* TASK OBJECTIVE: Return all of the data exactly, with nothing left out but the pictures.

* DATA LINES:
-*-*-
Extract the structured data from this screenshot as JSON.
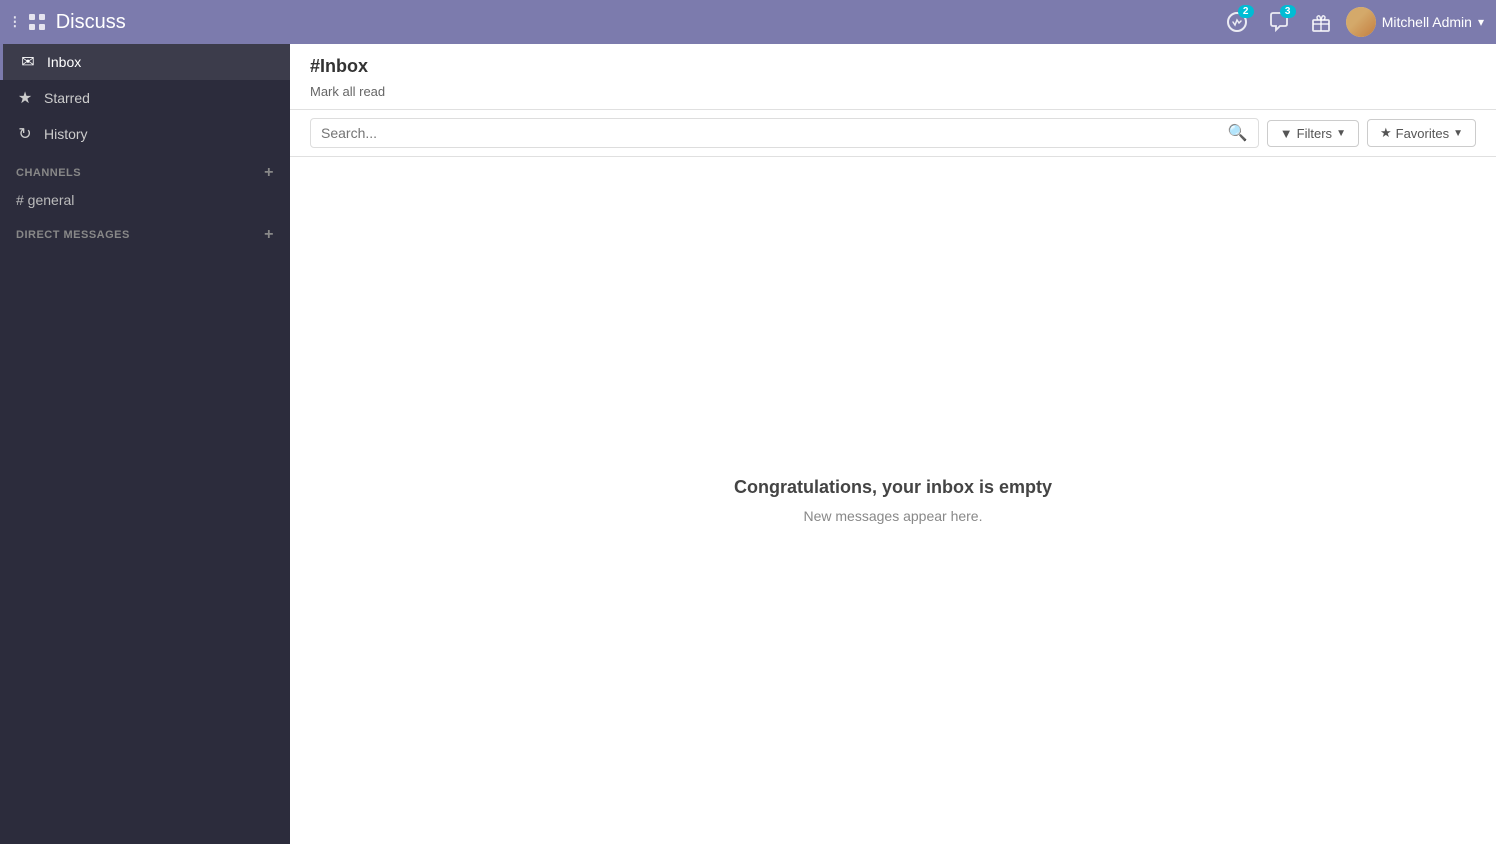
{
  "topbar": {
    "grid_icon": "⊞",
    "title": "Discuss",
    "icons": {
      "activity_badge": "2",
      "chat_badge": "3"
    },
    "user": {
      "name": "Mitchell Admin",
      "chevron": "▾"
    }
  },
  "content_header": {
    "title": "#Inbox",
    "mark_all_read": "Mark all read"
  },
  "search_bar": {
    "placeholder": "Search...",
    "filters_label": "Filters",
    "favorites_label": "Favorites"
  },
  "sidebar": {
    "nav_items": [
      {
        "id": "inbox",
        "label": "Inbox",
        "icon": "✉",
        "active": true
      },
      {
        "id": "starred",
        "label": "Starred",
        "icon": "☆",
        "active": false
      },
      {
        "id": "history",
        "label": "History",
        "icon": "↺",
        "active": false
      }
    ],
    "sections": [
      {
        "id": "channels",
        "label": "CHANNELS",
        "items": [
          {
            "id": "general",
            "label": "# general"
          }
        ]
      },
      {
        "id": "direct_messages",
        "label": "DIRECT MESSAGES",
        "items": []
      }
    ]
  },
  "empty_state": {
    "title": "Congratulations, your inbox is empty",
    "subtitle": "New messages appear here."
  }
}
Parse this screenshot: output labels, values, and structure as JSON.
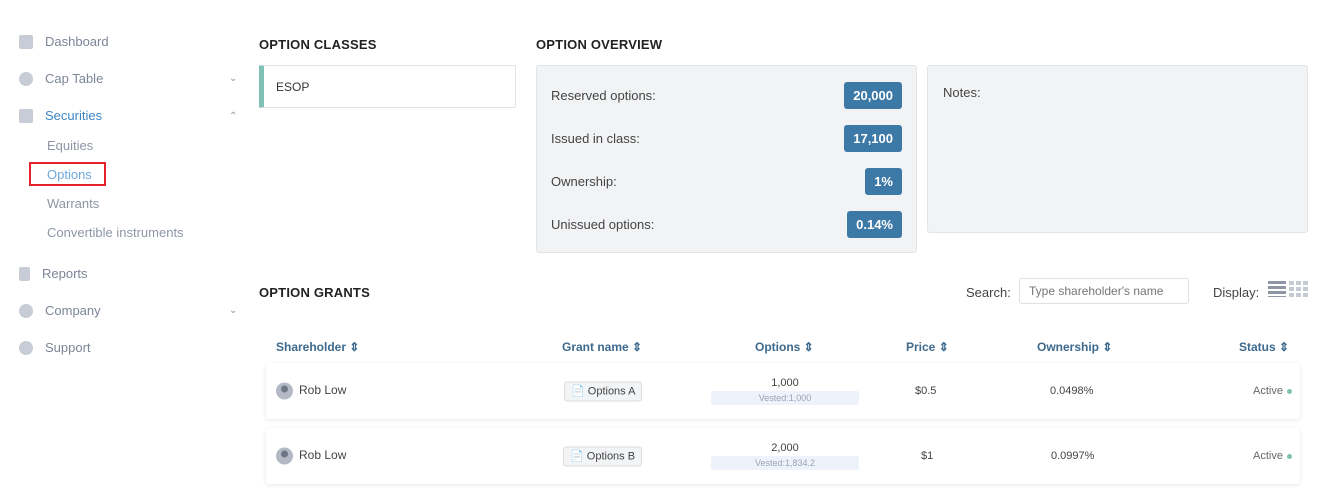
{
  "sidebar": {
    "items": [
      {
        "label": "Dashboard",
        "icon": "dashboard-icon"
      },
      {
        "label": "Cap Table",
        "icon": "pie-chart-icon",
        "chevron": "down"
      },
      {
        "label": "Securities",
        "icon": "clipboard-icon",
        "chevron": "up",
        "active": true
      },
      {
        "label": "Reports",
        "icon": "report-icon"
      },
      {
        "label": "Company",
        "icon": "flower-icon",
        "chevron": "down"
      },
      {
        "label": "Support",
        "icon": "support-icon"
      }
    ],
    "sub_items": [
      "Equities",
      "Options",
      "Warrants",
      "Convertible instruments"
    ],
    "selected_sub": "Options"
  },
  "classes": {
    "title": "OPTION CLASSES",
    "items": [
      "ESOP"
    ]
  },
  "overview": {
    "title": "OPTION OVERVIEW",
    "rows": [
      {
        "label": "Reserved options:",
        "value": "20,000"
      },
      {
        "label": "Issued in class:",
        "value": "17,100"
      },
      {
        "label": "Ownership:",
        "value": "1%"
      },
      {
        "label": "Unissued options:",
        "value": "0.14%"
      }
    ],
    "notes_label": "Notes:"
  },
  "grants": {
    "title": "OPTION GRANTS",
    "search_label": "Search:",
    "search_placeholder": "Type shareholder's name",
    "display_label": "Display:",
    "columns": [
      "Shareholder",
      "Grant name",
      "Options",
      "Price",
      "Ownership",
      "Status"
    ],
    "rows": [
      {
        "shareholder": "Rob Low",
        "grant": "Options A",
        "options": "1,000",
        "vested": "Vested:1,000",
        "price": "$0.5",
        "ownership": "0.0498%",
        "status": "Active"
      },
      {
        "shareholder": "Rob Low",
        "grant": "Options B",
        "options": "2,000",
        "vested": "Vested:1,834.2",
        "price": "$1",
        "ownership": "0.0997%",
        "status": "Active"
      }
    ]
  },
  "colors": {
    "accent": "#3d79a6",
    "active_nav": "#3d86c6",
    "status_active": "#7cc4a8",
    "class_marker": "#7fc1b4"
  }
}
-*-*-
* REPLY:
Extract the structured data from this screenshot as JSON.
{
  "topbar": {
    "grid_icon": "⊞",
    "title": "Discuss",
    "icons": {
      "activity_badge": "2",
      "chat_badge": "3"
    },
    "user": {
      "name": "Mitchell Admin",
      "chevron": "▾"
    }
  },
  "content_header": {
    "title": "#Inbox",
    "mark_all_read": "Mark all read"
  },
  "search_bar": {
    "placeholder": "Search...",
    "filters_label": "Filters",
    "favorites_label": "Favorites"
  },
  "sidebar": {
    "nav_items": [
      {
        "id": "inbox",
        "label": "Inbox",
        "icon": "✉",
        "active": true
      },
      {
        "id": "starred",
        "label": "Starred",
        "icon": "☆",
        "active": false
      },
      {
        "id": "history",
        "label": "History",
        "icon": "↺",
        "active": false
      }
    ],
    "sections": [
      {
        "id": "channels",
        "label": "CHANNELS",
        "items": [
          {
            "id": "general",
            "label": "# general"
          }
        ]
      },
      {
        "id": "direct_messages",
        "label": "DIRECT MESSAGES",
        "items": []
      }
    ]
  },
  "empty_state": {
    "title": "Congratulations, your inbox is empty",
    "subtitle": "New messages appear here."
  }
}
Parse this screenshot: output labels, values, and structure as JSON.
{
  "sidebar": {
    "items": [
      {
        "label": "Dashboard",
        "icon": "dashboard-icon"
      },
      {
        "label": "Cap Table",
        "icon": "pie-chart-icon",
        "chevron": "down"
      },
      {
        "label": "Securities",
        "icon": "clipboard-icon",
        "chevron": "up",
        "active": true
      },
      {
        "label": "Reports",
        "icon": "report-icon"
      },
      {
        "label": "Company",
        "icon": "flower-icon",
        "chevron": "down"
      },
      {
        "label": "Support",
        "icon": "support-icon"
      }
    ],
    "sub_items": [
      "Equities",
      "Options",
      "Warrants",
      "Convertible instruments"
    ],
    "selected_sub": "Options"
  },
  "classes": {
    "title": "OPTION CLASSES",
    "items": [
      "ESOP"
    ]
  },
  "overview": {
    "title": "OPTION OVERVIEW",
    "rows": [
      {
        "label": "Reserved options:",
        "value": "20,000"
      },
      {
        "label": "Issued in class:",
        "value": "17,100"
      },
      {
        "label": "Ownership:",
        "value": "1%"
      },
      {
        "label": "Unissued options:",
        "value": "0.14%"
      }
    ],
    "notes_label": "Notes:"
  },
  "grants": {
    "title": "OPTION GRANTS",
    "search_label": "Search:",
    "search_placeholder": "Type shareholder's name",
    "display_label": "Display:",
    "columns": [
      "Shareholder",
      "Grant name",
      "Options",
      "Price",
      "Ownership",
      "Status"
    ],
    "rows": [
      {
        "shareholder": "Rob Low",
        "grant": "Options A",
        "options": "1,000",
        "vested": "Vested:1,000",
        "price": "$0.5",
        "ownership": "0.0498%",
        "status": "Active"
      },
      {
        "shareholder": "Rob Low",
        "grant": "Options B",
        "options": "2,000",
        "vested": "Vested:1,834.2",
        "price": "$1",
        "ownership": "0.0997%",
        "status": "Active"
      }
    ]
  },
  "colors": {
    "accent": "#3d79a6",
    "active_nav": "#3d86c6",
    "status_active": "#7cc4a8",
    "class_marker": "#7fc1b4"
  }
}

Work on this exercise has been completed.